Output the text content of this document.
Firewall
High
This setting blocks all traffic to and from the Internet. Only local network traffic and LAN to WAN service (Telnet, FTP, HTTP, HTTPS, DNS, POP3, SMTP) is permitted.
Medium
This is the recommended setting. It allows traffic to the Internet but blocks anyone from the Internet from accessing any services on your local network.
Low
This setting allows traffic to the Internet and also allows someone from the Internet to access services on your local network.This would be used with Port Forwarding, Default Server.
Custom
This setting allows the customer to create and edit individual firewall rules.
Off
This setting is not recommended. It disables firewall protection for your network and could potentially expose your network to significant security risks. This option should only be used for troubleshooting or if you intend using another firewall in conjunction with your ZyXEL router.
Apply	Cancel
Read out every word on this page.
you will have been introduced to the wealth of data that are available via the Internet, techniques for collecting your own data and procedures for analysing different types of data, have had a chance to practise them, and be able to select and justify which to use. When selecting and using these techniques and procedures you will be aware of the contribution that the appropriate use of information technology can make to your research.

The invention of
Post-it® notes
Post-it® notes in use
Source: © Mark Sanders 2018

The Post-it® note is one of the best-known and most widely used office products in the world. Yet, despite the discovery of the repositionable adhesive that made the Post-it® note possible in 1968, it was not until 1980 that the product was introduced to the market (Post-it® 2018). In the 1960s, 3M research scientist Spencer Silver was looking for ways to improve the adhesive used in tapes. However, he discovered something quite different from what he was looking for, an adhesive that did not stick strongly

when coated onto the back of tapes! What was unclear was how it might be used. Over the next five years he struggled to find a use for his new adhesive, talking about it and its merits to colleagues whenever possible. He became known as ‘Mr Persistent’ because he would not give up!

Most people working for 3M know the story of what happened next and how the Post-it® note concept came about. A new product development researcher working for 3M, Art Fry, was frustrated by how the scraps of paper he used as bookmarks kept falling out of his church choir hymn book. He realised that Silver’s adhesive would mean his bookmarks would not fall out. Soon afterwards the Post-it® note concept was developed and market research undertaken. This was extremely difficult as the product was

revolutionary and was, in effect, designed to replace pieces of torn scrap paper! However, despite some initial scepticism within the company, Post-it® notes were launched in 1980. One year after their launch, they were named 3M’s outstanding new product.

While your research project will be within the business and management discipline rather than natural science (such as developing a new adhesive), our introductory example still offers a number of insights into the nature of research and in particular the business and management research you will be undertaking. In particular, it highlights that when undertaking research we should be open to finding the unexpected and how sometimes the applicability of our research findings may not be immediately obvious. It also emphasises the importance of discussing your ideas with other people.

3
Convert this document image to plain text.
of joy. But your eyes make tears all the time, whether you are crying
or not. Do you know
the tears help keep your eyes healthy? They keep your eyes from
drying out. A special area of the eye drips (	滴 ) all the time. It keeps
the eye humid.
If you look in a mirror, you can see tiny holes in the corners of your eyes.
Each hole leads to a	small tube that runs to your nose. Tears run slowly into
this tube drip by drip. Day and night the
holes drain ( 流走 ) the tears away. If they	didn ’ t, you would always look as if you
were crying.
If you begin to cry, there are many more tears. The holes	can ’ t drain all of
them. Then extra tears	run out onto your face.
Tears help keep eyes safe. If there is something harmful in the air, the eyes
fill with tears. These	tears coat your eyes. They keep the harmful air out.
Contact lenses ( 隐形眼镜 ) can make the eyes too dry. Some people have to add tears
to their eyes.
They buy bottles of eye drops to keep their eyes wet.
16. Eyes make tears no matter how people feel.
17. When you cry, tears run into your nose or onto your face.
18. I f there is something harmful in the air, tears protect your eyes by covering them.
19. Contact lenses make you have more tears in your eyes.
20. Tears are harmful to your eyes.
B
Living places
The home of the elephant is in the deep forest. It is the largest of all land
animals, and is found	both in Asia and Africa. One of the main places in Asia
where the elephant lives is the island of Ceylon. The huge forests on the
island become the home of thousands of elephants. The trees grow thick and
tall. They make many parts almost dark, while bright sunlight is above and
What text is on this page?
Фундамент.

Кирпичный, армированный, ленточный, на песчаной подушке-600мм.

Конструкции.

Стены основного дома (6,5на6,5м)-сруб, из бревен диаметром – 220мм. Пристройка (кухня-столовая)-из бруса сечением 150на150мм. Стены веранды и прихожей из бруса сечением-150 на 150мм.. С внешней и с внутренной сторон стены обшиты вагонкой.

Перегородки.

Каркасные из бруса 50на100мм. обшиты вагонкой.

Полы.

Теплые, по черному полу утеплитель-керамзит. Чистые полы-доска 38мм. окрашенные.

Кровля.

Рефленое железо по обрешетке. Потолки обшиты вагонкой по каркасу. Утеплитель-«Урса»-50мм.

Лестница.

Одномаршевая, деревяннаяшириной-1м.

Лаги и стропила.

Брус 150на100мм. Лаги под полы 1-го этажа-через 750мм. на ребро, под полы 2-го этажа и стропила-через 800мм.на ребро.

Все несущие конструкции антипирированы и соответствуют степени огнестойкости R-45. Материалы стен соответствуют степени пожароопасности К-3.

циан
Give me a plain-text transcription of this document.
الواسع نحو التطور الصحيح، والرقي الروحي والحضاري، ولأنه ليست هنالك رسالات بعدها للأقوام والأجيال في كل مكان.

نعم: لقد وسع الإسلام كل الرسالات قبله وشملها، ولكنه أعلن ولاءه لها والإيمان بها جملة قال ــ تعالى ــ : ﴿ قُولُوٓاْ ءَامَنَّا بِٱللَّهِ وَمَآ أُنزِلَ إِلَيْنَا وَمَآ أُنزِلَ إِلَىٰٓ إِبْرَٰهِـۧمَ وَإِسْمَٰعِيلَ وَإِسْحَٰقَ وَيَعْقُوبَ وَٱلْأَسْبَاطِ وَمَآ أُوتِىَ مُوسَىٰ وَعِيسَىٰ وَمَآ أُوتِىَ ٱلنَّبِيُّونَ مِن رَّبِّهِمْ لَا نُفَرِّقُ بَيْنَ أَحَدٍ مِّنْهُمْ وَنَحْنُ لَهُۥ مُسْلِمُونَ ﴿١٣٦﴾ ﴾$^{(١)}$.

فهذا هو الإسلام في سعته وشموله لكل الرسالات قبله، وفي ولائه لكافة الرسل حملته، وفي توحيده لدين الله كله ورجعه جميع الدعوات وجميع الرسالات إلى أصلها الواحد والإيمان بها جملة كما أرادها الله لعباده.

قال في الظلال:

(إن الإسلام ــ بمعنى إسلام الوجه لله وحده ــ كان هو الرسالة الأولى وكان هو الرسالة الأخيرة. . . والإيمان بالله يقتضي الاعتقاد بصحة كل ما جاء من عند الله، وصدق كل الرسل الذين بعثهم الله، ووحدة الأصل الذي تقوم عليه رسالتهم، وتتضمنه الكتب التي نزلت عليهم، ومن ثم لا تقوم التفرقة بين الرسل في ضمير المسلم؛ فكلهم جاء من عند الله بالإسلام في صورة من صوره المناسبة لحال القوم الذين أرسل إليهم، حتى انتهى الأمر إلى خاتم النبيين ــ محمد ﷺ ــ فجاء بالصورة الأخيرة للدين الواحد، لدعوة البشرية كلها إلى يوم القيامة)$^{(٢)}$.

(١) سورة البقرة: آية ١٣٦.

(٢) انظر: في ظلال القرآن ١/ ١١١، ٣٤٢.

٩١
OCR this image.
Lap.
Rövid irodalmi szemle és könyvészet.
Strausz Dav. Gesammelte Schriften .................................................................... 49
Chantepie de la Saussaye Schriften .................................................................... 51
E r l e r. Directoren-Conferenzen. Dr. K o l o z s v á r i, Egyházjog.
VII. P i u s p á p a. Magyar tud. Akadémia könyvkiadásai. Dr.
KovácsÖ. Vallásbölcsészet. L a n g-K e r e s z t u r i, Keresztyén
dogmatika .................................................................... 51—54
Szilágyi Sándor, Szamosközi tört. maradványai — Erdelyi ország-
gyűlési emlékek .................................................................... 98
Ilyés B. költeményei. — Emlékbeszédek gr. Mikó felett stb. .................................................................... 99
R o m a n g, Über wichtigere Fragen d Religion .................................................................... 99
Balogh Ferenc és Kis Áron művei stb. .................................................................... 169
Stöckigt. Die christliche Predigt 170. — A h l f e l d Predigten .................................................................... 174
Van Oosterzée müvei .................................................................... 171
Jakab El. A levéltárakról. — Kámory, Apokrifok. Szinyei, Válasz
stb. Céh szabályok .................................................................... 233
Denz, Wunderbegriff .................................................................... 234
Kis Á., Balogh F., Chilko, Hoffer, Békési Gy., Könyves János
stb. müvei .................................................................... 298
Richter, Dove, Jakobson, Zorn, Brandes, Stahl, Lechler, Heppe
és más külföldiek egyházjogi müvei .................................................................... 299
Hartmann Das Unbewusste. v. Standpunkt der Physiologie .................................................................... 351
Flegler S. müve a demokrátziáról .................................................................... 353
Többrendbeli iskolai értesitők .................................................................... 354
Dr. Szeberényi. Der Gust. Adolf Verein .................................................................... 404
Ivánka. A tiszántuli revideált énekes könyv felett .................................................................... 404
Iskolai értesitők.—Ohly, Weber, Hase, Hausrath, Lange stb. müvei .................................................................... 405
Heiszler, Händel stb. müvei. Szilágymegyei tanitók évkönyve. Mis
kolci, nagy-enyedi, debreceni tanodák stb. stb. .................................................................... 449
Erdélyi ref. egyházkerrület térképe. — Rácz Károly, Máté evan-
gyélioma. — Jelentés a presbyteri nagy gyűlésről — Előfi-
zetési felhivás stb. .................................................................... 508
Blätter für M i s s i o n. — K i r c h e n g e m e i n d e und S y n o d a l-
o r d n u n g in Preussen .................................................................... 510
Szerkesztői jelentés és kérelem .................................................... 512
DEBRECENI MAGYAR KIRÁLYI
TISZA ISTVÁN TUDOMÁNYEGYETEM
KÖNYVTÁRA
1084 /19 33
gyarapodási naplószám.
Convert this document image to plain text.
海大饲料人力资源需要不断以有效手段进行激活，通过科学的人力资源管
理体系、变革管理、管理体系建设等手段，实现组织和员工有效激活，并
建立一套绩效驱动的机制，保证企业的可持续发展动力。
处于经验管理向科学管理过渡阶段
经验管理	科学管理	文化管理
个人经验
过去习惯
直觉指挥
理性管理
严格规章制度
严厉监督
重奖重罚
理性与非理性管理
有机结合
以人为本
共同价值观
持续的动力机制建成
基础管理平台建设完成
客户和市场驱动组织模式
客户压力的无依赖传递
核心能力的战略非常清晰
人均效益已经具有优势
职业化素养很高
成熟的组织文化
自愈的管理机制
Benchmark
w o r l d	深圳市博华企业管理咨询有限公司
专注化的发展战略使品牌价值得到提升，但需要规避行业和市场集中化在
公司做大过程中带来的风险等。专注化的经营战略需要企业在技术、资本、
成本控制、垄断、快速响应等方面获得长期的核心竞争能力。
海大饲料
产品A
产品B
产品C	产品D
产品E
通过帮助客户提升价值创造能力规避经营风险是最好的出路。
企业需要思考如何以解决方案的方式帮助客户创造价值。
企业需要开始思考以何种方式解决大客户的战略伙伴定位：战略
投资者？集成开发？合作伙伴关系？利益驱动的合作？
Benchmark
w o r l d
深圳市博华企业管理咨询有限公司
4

★ ★ ★ ★ ★ ★ ★

_Goal of the exercise_:
All lines of the data above that include the word "felett" must be shown.

_Expected answer_:
Ilyés B. költeményei. — Emlékbeszédek gr. Mikó felett stb. .................................................................... 99
Ivánka. A tiszántuli revideált énekes könyv felett .................................................................... 404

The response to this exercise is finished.